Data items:
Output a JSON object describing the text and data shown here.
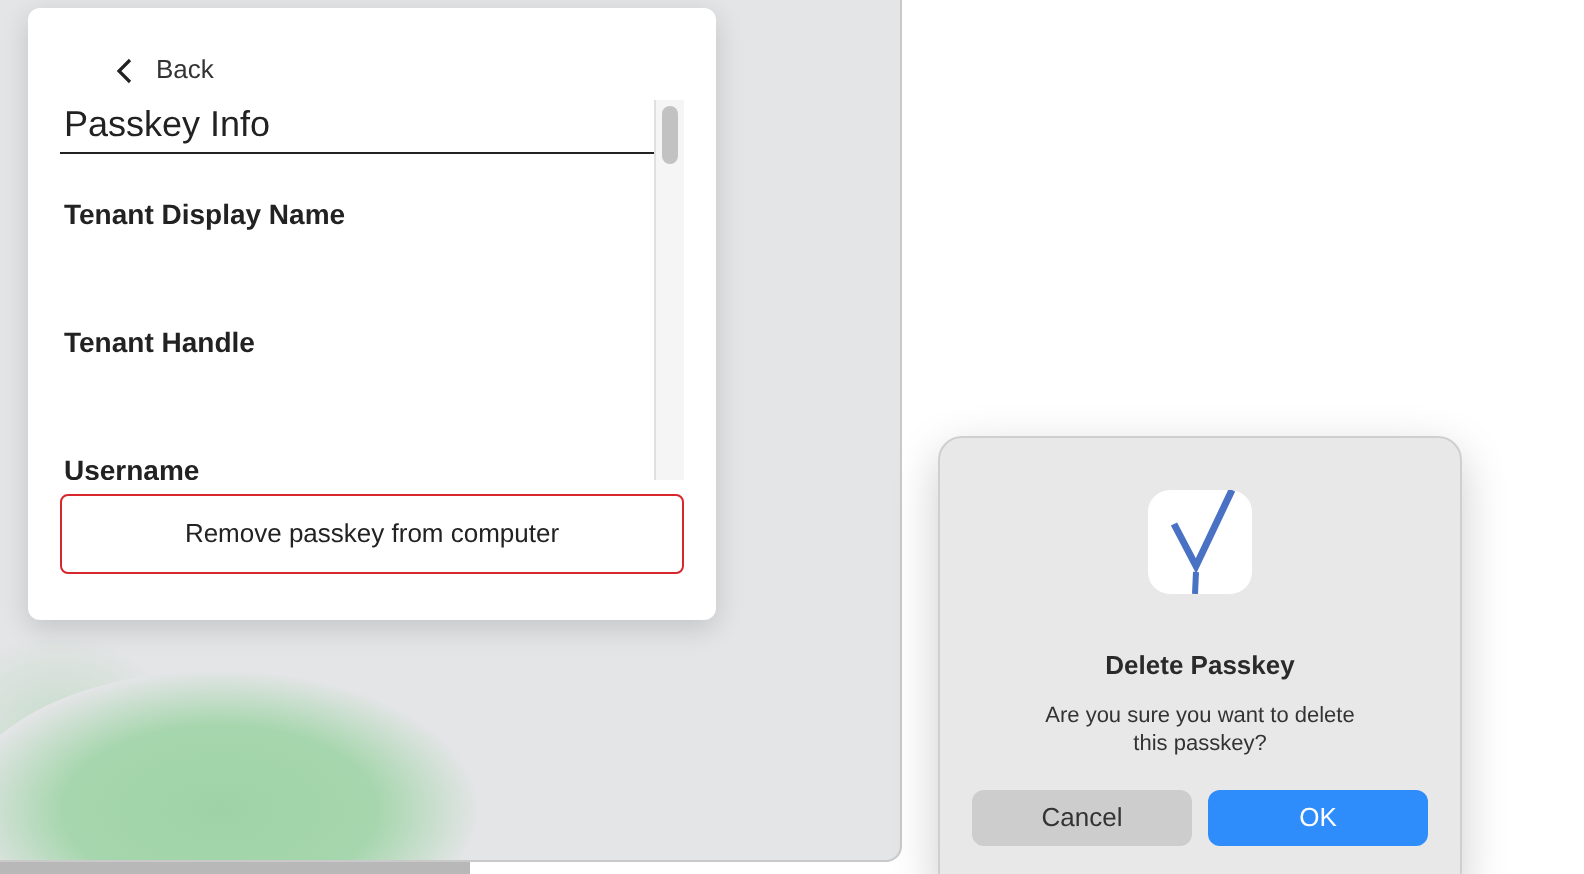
{
  "info_panel": {
    "back_label": "Back",
    "title": "Passkey Info",
    "fields": [
      {
        "label": "Tenant Display Name"
      },
      {
        "label": "Tenant Handle"
      },
      {
        "label": "Username"
      }
    ],
    "remove_button": "Remove passkey from computer"
  },
  "dialog": {
    "title": "Delete Passkey",
    "message": "Are you sure you want to delete this passkey?",
    "buttons": [
      {
        "label": "Cancel",
        "kind": "secondary"
      },
      {
        "label": "OK",
        "kind": "primary"
      }
    ]
  }
}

▶ _Work to be completed_
Return each line of the data, keeping its wording exact and omitting pictures.

▶ _Correct result_
Output a JSON object describing the text and data shown here.
{
  "info_panel": {
    "back_label": "Back",
    "title": "Passkey Info",
    "fields": [
      {
        "label": "Tenant Display Name"
      },
      {
        "label": "Tenant Handle"
      },
      {
        "label": "Username"
      }
    ],
    "remove_button": "Remove passkey from computer"
  },
  "dialog": {
    "title": "Delete Passkey",
    "message": "Are you sure you want to delete this passkey?",
    "buttons": [
      {
        "label": "Cancel",
        "kind": "secondary"
      },
      {
        "label": "OK",
        "kind": "primary"
      }
    ]
  }
}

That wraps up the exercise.